EXERCISE BRIEF: Only the number is needed: how many lines of the records include "Kroupa"?

[Extracted data entries]
^^^^^^^^

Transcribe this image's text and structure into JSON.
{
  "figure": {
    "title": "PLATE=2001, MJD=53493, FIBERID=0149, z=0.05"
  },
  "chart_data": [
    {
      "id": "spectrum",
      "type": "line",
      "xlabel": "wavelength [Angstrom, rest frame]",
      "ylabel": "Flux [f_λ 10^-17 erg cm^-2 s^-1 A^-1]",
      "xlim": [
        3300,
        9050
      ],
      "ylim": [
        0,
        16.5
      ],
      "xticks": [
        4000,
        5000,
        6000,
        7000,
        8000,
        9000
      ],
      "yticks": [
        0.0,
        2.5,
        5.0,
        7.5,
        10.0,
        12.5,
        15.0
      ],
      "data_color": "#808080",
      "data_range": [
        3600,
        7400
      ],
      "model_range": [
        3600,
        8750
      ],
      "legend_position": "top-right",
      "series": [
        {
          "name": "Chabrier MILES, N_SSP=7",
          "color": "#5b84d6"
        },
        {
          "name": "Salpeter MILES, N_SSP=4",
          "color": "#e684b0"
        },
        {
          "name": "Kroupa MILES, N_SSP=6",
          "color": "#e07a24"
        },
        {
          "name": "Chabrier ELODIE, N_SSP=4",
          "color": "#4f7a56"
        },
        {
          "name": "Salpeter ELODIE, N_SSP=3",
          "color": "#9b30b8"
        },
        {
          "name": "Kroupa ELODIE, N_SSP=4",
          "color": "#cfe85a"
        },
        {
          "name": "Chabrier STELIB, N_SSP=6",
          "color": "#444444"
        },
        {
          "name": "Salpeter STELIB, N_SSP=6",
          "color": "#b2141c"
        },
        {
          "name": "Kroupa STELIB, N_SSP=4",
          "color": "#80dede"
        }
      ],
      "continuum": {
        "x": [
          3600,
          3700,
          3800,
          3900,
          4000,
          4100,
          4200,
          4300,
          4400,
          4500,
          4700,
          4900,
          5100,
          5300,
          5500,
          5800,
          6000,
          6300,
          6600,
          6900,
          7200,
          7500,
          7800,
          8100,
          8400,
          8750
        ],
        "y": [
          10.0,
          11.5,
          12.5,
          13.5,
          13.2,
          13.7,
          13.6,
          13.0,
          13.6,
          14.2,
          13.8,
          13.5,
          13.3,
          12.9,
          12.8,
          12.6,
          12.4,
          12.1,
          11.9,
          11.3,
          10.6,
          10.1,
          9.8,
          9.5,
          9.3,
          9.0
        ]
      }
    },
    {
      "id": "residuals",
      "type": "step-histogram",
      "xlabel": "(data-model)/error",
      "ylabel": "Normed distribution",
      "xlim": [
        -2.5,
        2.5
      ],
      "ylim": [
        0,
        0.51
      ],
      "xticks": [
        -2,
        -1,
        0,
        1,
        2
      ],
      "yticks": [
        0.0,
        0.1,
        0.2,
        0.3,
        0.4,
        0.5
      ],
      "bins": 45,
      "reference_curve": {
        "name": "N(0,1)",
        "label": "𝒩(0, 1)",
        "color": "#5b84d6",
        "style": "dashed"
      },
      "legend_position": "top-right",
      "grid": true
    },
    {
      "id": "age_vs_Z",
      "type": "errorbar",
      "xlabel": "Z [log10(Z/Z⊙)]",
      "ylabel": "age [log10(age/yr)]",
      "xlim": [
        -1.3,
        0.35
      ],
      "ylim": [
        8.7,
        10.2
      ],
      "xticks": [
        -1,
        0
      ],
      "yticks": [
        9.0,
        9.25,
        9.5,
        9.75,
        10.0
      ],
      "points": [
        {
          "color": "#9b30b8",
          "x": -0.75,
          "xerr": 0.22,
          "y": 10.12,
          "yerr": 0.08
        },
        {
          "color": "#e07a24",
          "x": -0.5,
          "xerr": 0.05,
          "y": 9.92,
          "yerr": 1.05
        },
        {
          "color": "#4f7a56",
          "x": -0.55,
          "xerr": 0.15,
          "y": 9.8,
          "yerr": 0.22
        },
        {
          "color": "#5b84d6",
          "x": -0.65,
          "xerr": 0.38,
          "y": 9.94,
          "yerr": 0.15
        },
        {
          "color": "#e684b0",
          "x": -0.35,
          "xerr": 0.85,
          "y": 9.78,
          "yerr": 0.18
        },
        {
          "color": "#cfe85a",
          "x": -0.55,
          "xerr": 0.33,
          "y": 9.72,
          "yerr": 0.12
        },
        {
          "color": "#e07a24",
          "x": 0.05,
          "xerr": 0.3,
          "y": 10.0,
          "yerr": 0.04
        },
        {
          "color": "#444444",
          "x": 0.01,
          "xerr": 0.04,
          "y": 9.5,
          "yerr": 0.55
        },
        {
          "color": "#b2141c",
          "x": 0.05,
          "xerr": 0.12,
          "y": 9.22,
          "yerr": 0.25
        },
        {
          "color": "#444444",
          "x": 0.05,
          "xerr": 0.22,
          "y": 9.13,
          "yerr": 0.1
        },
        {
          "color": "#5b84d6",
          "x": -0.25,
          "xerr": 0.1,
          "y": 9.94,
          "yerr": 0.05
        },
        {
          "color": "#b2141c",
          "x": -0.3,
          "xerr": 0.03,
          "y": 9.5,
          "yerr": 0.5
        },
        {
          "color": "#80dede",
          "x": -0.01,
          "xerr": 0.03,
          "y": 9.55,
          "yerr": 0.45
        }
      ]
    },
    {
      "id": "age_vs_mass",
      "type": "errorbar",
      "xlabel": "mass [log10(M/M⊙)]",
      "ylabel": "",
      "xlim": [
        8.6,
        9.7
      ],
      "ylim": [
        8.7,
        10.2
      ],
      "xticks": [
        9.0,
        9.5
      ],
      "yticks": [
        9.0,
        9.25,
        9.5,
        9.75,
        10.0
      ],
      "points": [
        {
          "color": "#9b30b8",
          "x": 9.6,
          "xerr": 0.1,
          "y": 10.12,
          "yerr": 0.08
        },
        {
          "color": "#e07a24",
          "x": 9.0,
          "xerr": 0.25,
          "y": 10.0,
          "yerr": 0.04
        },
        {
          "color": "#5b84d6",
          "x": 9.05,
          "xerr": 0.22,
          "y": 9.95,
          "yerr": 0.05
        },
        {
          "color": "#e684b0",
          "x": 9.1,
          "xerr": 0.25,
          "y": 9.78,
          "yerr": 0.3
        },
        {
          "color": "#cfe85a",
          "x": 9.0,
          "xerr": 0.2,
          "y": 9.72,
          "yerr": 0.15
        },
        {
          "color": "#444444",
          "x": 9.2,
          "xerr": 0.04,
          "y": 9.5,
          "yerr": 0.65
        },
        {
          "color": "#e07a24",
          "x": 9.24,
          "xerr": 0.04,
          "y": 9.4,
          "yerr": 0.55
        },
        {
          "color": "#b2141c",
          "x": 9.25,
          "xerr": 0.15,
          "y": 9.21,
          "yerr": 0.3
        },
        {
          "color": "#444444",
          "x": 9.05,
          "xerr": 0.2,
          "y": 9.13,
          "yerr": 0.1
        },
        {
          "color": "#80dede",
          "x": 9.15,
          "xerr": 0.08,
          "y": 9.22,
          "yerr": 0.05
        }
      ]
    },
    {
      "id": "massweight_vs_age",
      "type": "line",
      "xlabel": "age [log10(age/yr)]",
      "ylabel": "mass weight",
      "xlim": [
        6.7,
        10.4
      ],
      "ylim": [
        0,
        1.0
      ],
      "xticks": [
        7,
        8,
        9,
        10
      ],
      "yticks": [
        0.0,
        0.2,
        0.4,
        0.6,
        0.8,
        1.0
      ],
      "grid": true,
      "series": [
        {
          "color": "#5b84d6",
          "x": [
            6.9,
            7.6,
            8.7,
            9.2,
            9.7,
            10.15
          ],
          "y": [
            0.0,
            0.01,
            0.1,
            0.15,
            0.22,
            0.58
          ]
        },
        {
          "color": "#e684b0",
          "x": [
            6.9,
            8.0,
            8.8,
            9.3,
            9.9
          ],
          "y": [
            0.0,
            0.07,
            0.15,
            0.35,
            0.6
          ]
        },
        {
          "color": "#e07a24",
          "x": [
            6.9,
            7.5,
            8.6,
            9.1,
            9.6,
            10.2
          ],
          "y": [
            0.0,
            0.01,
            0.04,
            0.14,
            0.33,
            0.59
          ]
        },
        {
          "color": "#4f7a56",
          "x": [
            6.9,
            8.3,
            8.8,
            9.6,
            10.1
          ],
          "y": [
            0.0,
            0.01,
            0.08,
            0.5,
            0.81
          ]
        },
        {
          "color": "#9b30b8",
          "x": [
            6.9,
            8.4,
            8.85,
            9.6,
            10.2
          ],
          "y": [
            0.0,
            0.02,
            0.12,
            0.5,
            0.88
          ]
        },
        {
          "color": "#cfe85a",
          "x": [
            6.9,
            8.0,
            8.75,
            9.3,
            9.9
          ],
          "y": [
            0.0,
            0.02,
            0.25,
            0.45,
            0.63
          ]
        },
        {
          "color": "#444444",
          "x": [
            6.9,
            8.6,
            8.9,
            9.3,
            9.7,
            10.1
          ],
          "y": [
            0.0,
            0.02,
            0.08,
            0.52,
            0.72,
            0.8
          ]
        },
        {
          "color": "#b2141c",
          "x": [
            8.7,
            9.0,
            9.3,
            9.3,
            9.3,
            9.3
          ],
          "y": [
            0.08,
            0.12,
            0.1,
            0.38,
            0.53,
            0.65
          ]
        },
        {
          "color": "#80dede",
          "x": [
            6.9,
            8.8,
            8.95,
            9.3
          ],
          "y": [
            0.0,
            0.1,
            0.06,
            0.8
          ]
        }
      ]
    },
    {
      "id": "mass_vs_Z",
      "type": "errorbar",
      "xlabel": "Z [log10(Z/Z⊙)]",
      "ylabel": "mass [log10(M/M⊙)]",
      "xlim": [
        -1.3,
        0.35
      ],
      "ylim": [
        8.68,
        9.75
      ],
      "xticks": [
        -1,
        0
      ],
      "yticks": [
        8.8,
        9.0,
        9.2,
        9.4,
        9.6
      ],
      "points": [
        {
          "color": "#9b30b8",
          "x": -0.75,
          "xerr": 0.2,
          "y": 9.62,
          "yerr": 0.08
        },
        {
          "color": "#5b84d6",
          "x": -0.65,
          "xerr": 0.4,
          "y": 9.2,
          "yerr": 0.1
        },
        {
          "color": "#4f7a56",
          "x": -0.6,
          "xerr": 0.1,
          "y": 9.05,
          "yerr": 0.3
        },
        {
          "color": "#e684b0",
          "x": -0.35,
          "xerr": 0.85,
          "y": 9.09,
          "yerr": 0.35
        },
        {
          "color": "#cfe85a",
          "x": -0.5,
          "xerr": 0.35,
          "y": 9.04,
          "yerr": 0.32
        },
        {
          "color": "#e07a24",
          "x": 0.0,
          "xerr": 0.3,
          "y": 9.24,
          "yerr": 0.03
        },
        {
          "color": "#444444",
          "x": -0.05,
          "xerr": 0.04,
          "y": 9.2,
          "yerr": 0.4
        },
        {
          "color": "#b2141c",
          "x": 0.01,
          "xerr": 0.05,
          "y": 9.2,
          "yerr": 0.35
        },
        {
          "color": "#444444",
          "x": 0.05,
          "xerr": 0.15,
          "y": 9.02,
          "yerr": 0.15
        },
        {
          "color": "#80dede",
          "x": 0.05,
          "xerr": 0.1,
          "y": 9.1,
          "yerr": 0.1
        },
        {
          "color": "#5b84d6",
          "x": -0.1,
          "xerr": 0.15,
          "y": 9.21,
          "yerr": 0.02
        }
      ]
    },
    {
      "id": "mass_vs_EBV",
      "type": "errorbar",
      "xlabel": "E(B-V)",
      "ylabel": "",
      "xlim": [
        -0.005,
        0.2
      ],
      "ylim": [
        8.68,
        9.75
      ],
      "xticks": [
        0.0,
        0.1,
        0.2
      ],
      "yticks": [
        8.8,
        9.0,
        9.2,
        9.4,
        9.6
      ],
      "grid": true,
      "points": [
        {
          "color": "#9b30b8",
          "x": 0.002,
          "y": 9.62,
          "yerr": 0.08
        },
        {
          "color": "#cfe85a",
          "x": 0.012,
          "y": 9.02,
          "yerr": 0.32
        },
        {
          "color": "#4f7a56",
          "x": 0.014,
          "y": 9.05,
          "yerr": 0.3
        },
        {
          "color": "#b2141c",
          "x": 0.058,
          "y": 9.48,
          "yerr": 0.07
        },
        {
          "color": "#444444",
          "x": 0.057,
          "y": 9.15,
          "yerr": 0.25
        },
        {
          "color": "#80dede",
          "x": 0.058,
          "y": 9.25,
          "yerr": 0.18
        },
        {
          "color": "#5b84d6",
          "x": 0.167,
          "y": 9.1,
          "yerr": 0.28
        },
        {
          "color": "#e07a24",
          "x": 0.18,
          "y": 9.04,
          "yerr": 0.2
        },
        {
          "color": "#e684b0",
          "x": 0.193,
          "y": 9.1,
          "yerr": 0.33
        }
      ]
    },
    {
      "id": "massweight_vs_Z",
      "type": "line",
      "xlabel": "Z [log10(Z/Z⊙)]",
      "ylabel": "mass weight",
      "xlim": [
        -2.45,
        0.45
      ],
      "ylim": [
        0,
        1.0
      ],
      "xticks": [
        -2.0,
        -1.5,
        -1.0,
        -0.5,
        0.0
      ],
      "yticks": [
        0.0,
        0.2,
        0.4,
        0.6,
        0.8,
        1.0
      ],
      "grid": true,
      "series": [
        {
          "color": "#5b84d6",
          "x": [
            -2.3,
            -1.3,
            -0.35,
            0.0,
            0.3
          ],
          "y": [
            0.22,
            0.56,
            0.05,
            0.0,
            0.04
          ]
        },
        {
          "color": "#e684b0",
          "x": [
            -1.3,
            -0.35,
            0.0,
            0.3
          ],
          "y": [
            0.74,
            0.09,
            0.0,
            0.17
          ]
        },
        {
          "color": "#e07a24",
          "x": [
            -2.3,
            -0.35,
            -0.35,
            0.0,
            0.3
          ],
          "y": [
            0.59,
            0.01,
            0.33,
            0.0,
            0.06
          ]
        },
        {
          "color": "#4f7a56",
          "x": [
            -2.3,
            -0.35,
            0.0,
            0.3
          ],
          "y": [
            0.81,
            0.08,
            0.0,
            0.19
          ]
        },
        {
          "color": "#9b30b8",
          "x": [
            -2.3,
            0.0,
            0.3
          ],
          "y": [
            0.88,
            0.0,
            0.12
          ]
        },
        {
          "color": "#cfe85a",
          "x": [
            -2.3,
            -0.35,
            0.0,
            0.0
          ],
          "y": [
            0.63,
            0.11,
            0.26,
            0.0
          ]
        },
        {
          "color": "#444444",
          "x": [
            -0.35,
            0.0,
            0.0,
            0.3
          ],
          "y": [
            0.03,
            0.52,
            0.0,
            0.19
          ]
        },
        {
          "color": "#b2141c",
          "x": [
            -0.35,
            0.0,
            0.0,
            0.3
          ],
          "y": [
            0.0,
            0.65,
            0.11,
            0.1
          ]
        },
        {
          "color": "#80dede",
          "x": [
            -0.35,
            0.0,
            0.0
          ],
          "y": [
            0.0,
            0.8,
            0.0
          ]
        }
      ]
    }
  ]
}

^^^^^^^^

RESULT OF THIS TASK: 3